# Task description
Report each line of the records that contains the string "chart", copying every such line in full.

[Annotations of page elements]
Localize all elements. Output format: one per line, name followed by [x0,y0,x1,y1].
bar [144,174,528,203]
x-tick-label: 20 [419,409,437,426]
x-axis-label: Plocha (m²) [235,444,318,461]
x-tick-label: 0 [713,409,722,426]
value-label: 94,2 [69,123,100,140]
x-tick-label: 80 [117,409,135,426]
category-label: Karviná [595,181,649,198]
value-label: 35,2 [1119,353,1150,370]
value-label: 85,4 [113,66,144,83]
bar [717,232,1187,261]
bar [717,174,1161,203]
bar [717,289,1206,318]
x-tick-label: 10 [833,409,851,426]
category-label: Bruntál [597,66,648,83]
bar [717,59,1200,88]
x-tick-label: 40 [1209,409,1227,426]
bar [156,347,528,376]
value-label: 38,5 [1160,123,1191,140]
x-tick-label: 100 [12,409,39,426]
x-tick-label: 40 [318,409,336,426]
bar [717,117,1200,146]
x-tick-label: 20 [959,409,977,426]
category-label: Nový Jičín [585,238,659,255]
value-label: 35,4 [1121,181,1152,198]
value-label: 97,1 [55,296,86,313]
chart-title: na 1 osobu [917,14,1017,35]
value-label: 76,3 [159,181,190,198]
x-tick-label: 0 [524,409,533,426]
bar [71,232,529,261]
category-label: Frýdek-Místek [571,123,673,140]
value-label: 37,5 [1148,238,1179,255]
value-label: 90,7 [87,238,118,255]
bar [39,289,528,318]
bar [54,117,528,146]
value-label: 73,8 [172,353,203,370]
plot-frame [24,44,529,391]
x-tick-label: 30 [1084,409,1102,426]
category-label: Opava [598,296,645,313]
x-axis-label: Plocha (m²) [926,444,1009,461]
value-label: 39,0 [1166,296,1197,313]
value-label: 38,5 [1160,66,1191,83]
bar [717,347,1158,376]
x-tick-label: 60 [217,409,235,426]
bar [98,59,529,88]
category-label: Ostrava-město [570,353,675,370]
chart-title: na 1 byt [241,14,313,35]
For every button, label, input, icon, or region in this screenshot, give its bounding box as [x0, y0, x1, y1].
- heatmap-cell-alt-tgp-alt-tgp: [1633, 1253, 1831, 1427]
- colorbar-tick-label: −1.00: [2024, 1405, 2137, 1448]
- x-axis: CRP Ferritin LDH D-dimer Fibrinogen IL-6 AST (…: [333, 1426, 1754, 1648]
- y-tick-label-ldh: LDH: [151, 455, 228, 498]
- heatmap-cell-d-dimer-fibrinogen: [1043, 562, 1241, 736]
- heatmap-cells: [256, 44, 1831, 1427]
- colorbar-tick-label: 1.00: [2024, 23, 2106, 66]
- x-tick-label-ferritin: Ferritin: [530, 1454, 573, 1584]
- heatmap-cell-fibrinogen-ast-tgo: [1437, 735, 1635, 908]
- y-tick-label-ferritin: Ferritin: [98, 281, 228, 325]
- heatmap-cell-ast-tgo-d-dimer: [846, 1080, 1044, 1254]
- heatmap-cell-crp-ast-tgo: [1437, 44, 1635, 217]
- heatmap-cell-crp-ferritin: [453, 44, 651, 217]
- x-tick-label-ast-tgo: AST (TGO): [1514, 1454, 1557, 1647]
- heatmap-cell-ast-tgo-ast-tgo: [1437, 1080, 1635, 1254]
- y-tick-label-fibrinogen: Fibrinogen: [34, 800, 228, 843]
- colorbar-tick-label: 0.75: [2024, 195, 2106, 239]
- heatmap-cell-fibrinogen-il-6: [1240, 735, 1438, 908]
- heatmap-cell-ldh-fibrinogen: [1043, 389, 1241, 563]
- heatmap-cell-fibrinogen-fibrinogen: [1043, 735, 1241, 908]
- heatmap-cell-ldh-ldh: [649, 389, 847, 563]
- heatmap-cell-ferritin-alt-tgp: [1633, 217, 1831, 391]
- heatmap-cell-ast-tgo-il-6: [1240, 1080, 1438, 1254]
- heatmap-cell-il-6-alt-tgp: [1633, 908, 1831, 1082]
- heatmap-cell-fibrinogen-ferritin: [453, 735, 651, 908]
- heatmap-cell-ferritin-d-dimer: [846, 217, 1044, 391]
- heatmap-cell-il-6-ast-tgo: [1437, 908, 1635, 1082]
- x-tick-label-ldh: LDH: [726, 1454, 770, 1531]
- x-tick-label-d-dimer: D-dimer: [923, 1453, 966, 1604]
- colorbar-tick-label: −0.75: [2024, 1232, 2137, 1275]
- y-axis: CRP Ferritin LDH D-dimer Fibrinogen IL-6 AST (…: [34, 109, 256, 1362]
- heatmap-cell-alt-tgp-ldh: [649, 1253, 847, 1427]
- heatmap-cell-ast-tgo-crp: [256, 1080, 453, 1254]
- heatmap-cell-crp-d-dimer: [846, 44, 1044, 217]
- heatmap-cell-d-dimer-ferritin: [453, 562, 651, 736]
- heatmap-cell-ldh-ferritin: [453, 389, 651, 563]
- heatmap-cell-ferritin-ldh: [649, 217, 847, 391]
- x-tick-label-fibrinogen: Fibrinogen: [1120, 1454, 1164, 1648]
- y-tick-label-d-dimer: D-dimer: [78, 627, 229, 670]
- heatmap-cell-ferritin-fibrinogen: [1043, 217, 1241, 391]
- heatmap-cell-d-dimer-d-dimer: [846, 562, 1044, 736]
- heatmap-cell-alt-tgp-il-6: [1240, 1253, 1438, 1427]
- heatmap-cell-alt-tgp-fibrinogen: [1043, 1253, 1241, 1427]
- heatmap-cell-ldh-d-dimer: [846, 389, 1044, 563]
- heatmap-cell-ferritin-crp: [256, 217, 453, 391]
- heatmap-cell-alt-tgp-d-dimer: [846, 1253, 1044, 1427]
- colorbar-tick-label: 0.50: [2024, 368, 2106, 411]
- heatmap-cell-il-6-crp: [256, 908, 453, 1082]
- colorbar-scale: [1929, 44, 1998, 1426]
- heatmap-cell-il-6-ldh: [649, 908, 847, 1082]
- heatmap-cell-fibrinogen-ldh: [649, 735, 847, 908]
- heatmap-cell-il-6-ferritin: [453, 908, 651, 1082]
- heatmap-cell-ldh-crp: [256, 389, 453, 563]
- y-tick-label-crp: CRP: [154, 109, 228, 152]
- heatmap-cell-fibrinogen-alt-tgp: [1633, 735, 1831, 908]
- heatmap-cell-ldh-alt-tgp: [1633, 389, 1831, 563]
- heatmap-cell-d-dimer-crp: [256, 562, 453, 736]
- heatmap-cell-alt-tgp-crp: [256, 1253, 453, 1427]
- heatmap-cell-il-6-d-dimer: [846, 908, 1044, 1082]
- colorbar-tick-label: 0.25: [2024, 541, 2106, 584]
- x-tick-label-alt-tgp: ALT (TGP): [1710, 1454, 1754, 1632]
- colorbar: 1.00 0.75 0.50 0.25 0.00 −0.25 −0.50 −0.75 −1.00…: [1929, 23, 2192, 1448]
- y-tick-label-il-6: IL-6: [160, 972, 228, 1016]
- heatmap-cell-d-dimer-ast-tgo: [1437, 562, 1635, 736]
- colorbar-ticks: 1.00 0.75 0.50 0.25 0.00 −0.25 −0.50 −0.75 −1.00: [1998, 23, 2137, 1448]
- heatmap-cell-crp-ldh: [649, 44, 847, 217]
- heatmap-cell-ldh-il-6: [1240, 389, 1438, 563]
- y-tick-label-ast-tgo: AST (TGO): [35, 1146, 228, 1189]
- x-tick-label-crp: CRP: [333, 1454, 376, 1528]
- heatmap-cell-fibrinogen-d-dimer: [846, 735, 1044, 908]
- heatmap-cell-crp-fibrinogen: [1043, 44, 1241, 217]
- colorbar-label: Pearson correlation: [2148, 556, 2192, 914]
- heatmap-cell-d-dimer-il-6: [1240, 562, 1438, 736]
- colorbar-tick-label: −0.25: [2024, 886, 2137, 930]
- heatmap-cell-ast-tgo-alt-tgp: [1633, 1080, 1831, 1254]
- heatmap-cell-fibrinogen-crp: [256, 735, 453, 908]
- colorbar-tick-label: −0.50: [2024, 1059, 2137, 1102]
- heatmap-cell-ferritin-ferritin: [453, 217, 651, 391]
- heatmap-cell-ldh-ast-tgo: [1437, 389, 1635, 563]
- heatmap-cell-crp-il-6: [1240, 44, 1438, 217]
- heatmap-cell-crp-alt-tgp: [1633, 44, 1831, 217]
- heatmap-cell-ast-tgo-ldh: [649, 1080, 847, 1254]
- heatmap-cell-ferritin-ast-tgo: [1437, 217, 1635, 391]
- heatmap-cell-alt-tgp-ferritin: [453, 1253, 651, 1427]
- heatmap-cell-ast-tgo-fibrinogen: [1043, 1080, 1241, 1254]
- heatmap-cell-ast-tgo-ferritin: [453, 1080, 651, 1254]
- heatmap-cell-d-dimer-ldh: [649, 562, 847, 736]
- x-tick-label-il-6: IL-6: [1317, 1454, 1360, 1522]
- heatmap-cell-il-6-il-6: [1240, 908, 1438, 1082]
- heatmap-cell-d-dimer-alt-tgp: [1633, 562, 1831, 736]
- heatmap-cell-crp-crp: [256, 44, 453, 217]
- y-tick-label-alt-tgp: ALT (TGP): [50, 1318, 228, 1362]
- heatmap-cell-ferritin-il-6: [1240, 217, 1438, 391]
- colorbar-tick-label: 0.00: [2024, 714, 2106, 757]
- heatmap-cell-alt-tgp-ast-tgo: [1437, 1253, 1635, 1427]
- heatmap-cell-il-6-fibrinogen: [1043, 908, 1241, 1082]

# Response
chart-title: na 1 osobu [917,14,1017,35]
chart-title: na 1 byt [241,14,313,35]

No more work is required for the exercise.